··· Material for the task ···

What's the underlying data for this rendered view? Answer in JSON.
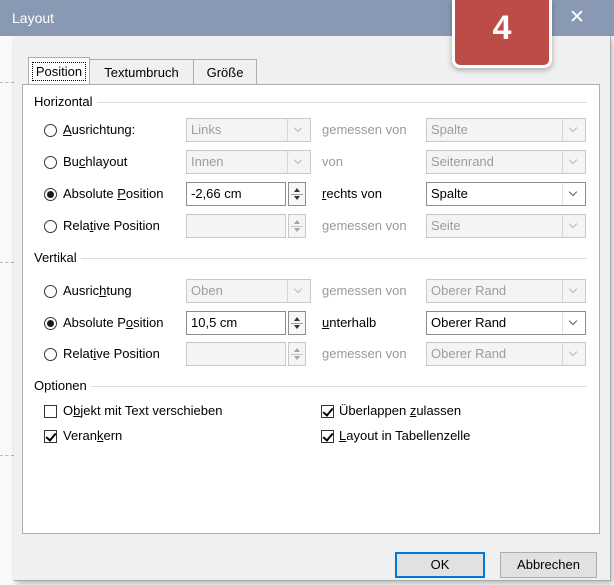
{
  "dialog": {
    "title": "Layout",
    "step_badge": "4",
    "close_glyph": "✕"
  },
  "tabs": [
    "Position",
    "Textumbruch",
    "Größe"
  ],
  "horizontal": {
    "title": "Horizontal",
    "rows": [
      {
        "label": "Ausrichtung:",
        "selected": false,
        "value": "Links",
        "relation": "gemessen von",
        "reference": "Spalte",
        "enabled": false
      },
      {
        "label": "Buchlayout",
        "selected": false,
        "value": "Innen",
        "relation": "von",
        "reference": "Seitenrand",
        "enabled": false
      },
      {
        "label": "Absolute Position",
        "selected": true,
        "value": "-2,66 cm",
        "relation": "rechts von",
        "reference": "Spalte",
        "enabled": true
      },
      {
        "label": "Relative Position",
        "selected": false,
        "value": "",
        "relation": "gemessen von",
        "reference": "Seite",
        "enabled": false
      }
    ]
  },
  "vertical": {
    "title": "Vertikal",
    "rows": [
      {
        "label": "Ausrichtung",
        "selected": false,
        "value": "Oben",
        "relation": "gemessen von",
        "reference": "Oberer Rand",
        "enabled": false
      },
      {
        "label": "Absolute Position",
        "selected": true,
        "value": "10,5 cm",
        "relation": "unterhalb",
        "reference": "Oberer Rand",
        "enabled": true
      },
      {
        "label": "Relative Position",
        "selected": false,
        "value": "",
        "relation": "gemessen von",
        "reference": "Oberer Rand",
        "enabled": false
      }
    ]
  },
  "options": {
    "title": "Optionen",
    "items": [
      {
        "label": "Objekt mit Text verschieben",
        "checked": false
      },
      {
        "label": "Verankern",
        "checked": true
      },
      {
        "label": "Überlappen zulassen",
        "checked": true
      },
      {
        "label": "Layout in Tabellenzelle",
        "checked": true
      }
    ]
  },
  "buttons": {
    "ok": "OK",
    "cancel": "Abbrechen"
  }
}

···

- Do this:
Copy out all the records exactly, excluding pictures.

- Written answer:
What's the underlying data for this rendered view? Answer in JSON.
{
  "dialog": {
    "title": "Layout",
    "step_badge": "4",
    "close_glyph": "✕"
  },
  "tabs": [
    "Position",
    "Textumbruch",
    "Größe"
  ],
  "horizontal": {
    "title": "Horizontal",
    "rows": [
      {
        "label": "Ausrichtung:",
        "selected": false,
        "value": "Links",
        "relation": "gemessen von",
        "reference": "Spalte",
        "enabled": false
      },
      {
        "label": "Buchlayout",
        "selected": false,
        "value": "Innen",
        "relation": "von",
        "reference": "Seitenrand",
        "enabled": false
      },
      {
        "label": "Absolute Position",
        "selected": true,
        "value": "-2,66 cm",
        "relation": "rechts von",
        "reference": "Spalte",
        "enabled": true
      },
      {
        "label": "Relative Position",
        "selected": false,
        "value": "",
        "relation": "gemessen von",
        "reference": "Seite",
        "enabled": false
      }
    ]
  },
  "vertical": {
    "title": "Vertikal",
    "rows": [
      {
        "label": "Ausrichtung",
        "selected": false,
        "value": "Oben",
        "relation": "gemessen von",
        "reference": "Oberer Rand",
        "enabled": false
      },
      {
        "label": "Absolute Position",
        "selected": true,
        "value": "10,5 cm",
        "relation": "unterhalb",
        "reference": "Oberer Rand",
        "enabled": true
      },
      {
        "label": "Relative Position",
        "selected": false,
        "value": "",
        "relation": "gemessen von",
        "reference": "Oberer Rand",
        "enabled": false
      }
    ]
  },
  "options": {
    "title": "Optionen",
    "items": [
      {
        "label": "Objekt mit Text verschieben",
        "checked": false
      },
      {
        "label": "Verankern",
        "checked": true
      },
      {
        "label": "Überlappen zulassen",
        "checked": true
      },
      {
        "label": "Layout in Tabellenzelle",
        "checked": true
      }
    ]
  },
  "buttons": {
    "ok": "OK",
    "cancel": "Abbrechen"
  }
}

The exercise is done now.